_SET TASK_
Keep only the lines where "early" appears.

****

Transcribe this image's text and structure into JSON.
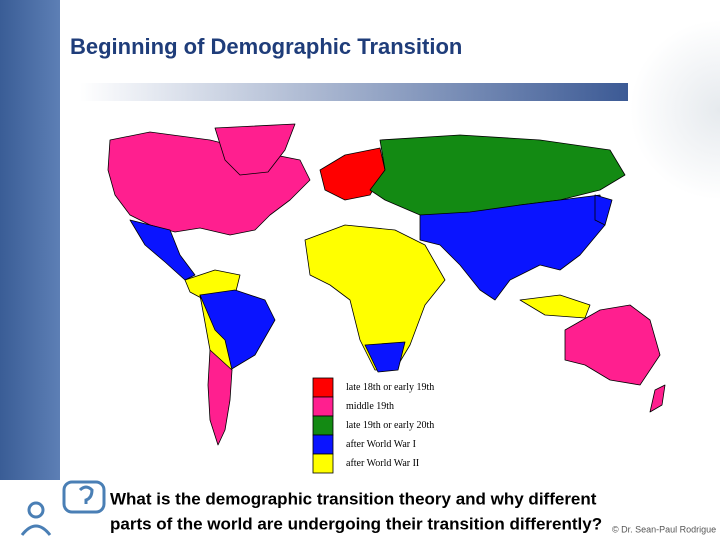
{
  "title": "Beginning of Demographic Transition",
  "legend": [
    {
      "label": "late 18th or early 19th",
      "color": "#ff0000"
    },
    {
      "label": "middle 19th",
      "color": "#ff1f8f"
    },
    {
      "label": "late 19th or early 20th",
      "color": "#138a13"
    },
    {
      "label": "after World War I",
      "color": "#0a14ff"
    },
    {
      "label": "after World War II",
      "color": "#ffff00"
    }
  ],
  "question": [
    "What is the demographic transition theory and why different",
    "parts of the world are undergoing their transition differently?"
  ],
  "credit": "© Dr. Sean-Paul Rodrigue"
}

****

_ANSWER TO THIS TASK_
      "label": "late 18th or early 19th",
      "label": "late 19th or early 20th",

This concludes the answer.